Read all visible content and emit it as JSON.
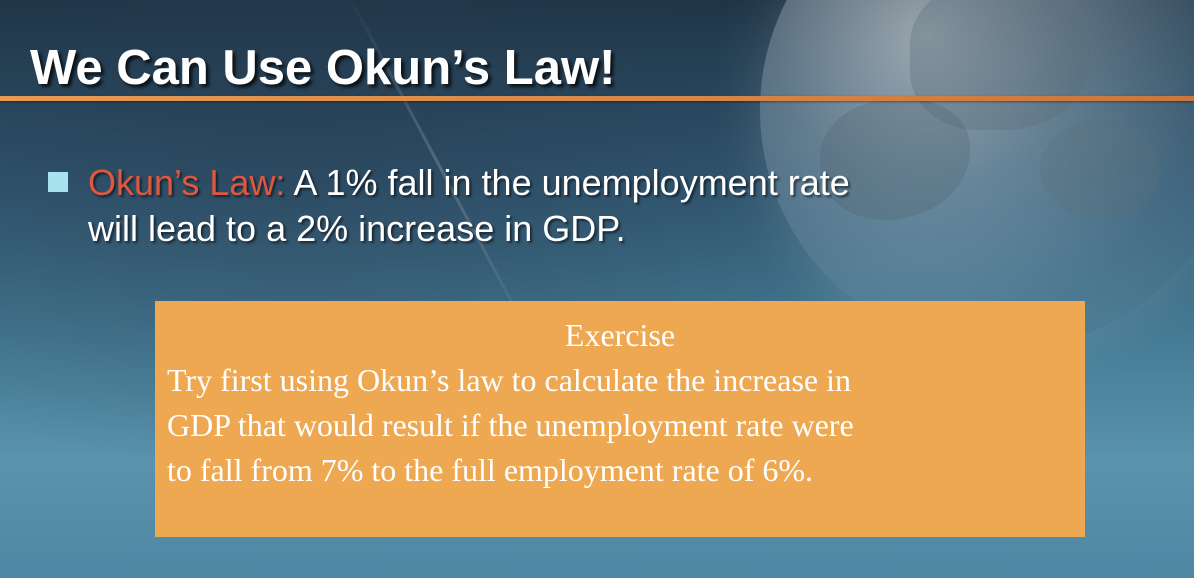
{
  "slide": {
    "title": "We Can Use Okun’s Law!",
    "bullet": {
      "term": "Okun’s Law:",
      "line1_rest": " A  1% fall in the unemployment rate",
      "line2": "will lead to a 2% increase in GDP."
    },
    "exercise": {
      "heading": "Exercise",
      "lines": [
        "Try first using Okun’s law to calculate the increase in",
        "GDP that would result if the unemployment rate were",
        "to fall from 7% to the full employment rate of 6%."
      ]
    },
    "colors": {
      "accent_rule": "#e89a52",
      "term": "#e0573f",
      "box": "#eea852",
      "bullet": "#a9e2ee"
    }
  }
}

──────

Task>
Quote the data above in full and without alteration; skip the pictures.

Exercise solution>
Read all visible content and emit it as JSON.
{
  "slide": {
    "title": "We Can Use Okun’s Law!",
    "bullet": {
      "term": "Okun’s Law:",
      "line1_rest": " A  1% fall in the unemployment rate",
      "line2": "will lead to a 2% increase in GDP."
    },
    "exercise": {
      "heading": "Exercise",
      "lines": [
        "Try first using Okun’s law to calculate the increase in",
        "GDP that would result if the unemployment rate were",
        "to fall from 7% to the full employment rate of 6%."
      ]
    },
    "colors": {
      "accent_rule": "#e89a52",
      "term": "#e0573f",
      "box": "#eea852",
      "bullet": "#a9e2ee"
    }
  }
}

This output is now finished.